**Task brief:** Report only the number of lines that hold the word "是空间的一个基底".
┄┄┄┄┄┄
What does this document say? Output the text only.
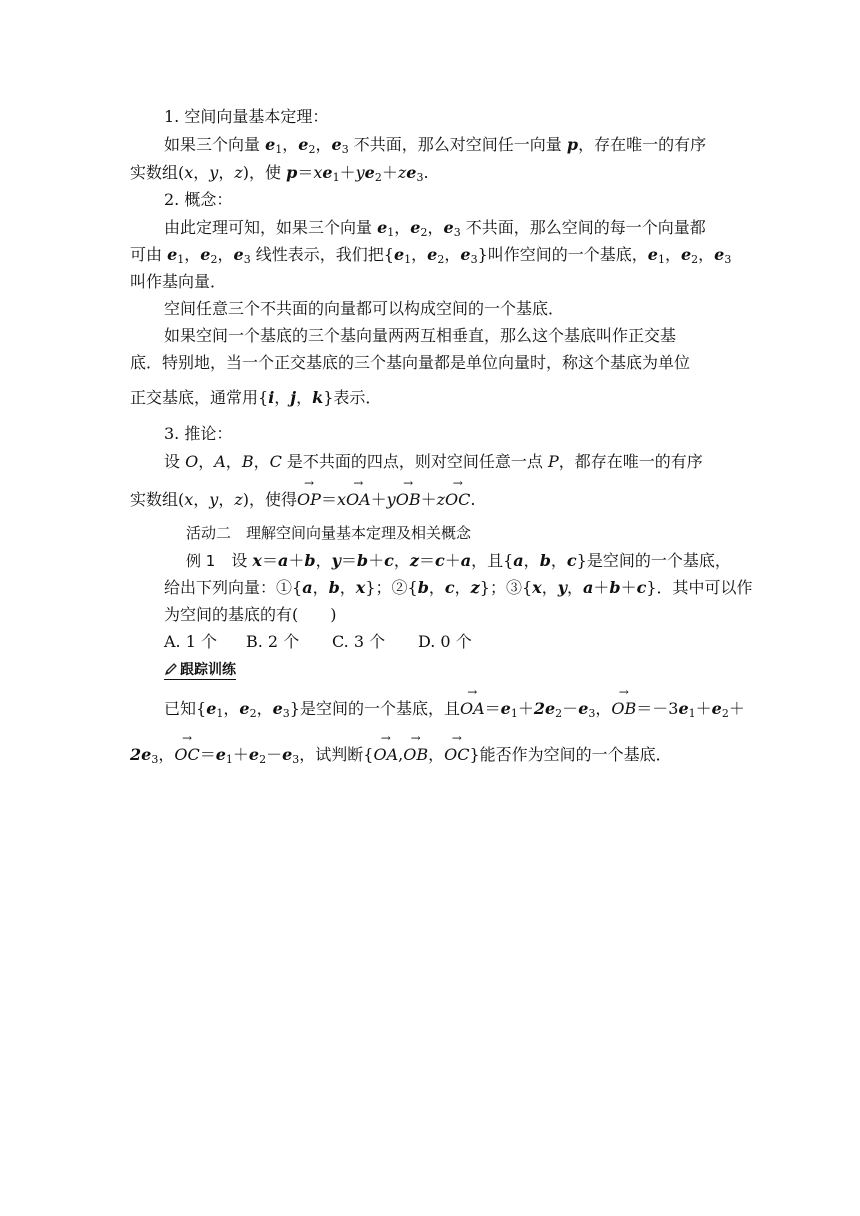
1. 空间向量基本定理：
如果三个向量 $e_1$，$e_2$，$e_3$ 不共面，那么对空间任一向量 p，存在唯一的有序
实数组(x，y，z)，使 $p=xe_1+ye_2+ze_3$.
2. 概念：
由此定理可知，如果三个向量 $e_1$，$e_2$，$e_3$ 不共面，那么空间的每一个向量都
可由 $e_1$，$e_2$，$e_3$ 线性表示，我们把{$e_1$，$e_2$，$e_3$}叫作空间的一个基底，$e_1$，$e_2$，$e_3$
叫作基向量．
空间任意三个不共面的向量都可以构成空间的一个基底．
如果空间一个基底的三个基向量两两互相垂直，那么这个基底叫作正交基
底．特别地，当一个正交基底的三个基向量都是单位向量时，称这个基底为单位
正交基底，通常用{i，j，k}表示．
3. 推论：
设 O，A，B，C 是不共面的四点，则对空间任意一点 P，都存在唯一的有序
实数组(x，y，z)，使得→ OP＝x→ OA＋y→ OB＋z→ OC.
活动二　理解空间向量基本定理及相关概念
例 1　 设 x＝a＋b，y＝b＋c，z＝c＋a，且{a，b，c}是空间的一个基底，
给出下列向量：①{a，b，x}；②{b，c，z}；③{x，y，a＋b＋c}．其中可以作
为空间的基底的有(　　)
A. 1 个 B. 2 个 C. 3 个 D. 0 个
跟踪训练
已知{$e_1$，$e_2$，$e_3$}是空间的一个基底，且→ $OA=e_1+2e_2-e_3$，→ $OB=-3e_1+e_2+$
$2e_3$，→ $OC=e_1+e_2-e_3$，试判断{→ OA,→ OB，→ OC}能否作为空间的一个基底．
┄┄┄┄┄┄
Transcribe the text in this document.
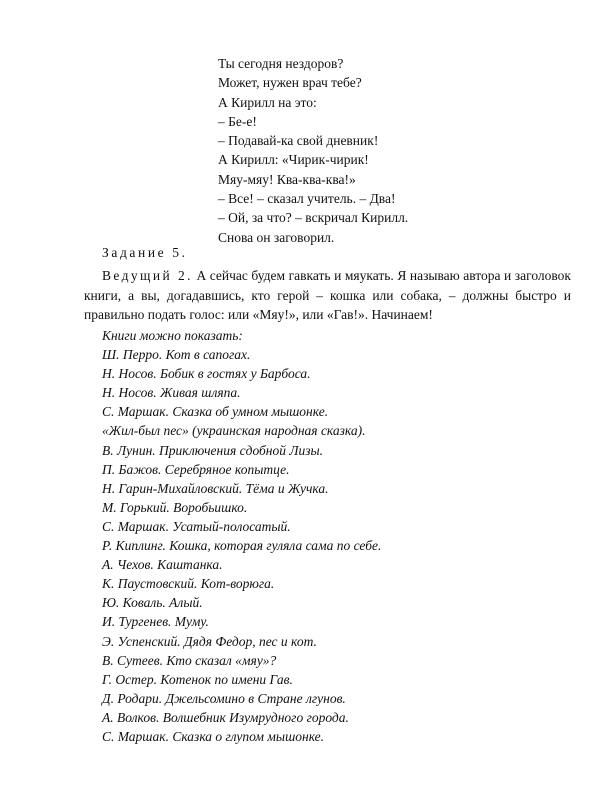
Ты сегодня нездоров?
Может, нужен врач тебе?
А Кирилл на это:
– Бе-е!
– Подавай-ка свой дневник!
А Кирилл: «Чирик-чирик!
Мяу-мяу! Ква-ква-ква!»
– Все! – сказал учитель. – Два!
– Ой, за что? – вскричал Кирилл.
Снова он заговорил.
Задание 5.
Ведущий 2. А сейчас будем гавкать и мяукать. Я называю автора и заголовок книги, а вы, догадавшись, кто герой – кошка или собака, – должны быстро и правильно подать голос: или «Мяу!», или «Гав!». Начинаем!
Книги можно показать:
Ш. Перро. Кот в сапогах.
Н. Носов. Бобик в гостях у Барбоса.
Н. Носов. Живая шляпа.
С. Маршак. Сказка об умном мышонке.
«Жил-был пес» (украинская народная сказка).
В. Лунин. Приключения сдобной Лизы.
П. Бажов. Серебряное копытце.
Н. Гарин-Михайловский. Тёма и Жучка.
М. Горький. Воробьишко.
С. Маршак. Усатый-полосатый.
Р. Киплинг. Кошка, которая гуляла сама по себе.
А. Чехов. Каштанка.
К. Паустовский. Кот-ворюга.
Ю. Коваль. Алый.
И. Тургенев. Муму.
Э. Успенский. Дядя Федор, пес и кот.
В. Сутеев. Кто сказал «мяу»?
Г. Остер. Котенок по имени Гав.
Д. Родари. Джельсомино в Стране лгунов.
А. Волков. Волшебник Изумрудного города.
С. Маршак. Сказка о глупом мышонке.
┄┄┄┄┄┄
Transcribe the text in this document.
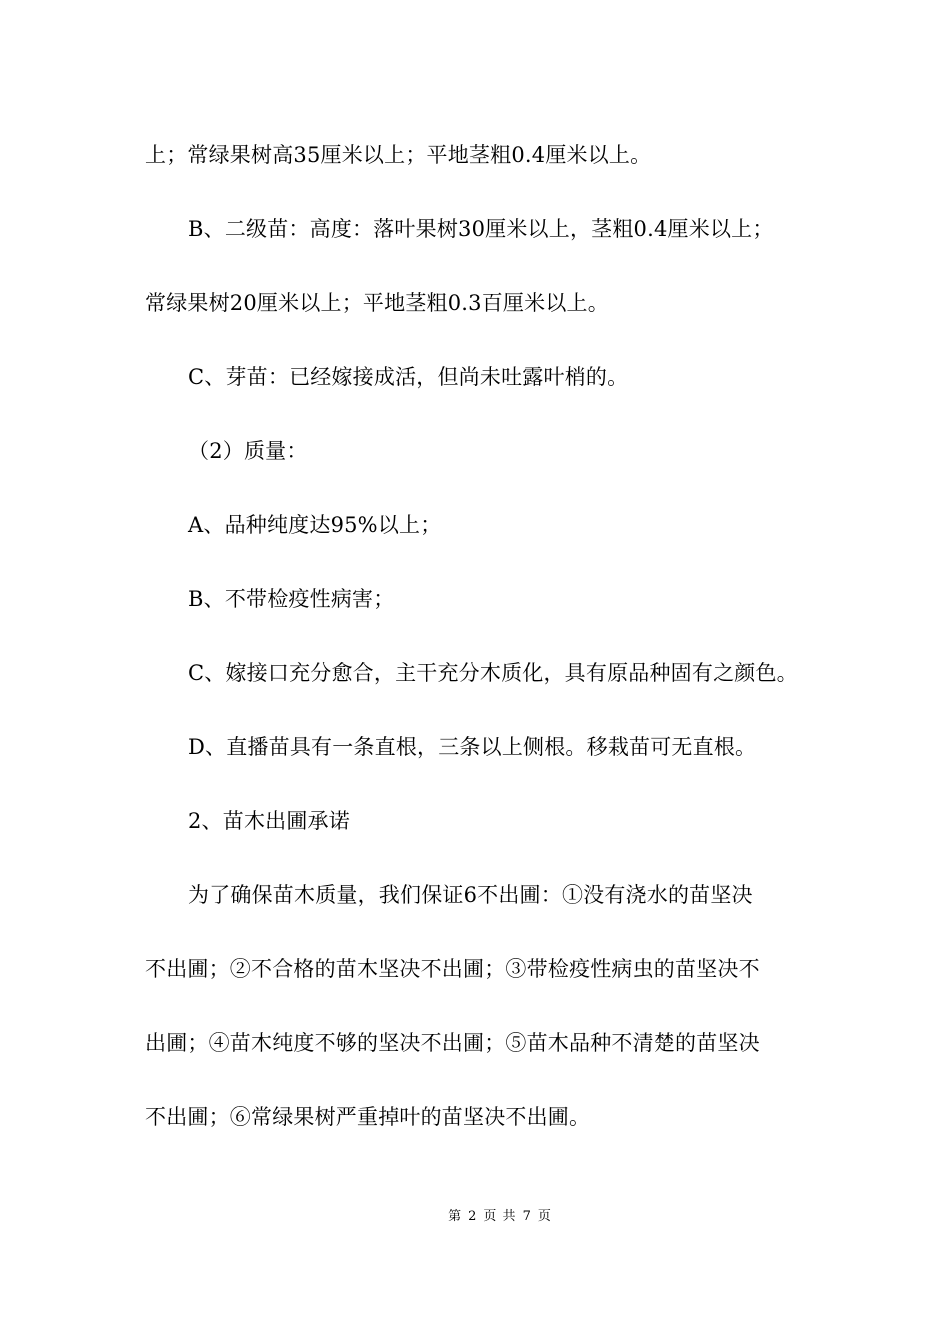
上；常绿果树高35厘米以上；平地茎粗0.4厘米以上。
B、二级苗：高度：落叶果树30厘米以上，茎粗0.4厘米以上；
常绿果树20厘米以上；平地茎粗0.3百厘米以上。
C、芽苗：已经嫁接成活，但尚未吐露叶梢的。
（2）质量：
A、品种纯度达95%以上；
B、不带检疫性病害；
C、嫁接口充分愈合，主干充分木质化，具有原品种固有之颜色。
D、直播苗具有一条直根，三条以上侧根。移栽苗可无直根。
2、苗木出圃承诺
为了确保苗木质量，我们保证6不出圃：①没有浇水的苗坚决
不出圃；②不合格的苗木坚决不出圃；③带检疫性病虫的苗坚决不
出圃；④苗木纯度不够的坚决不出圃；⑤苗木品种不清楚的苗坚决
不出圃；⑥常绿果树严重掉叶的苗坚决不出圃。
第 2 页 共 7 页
┄┄┄┄┄┄
**Final answer:** 2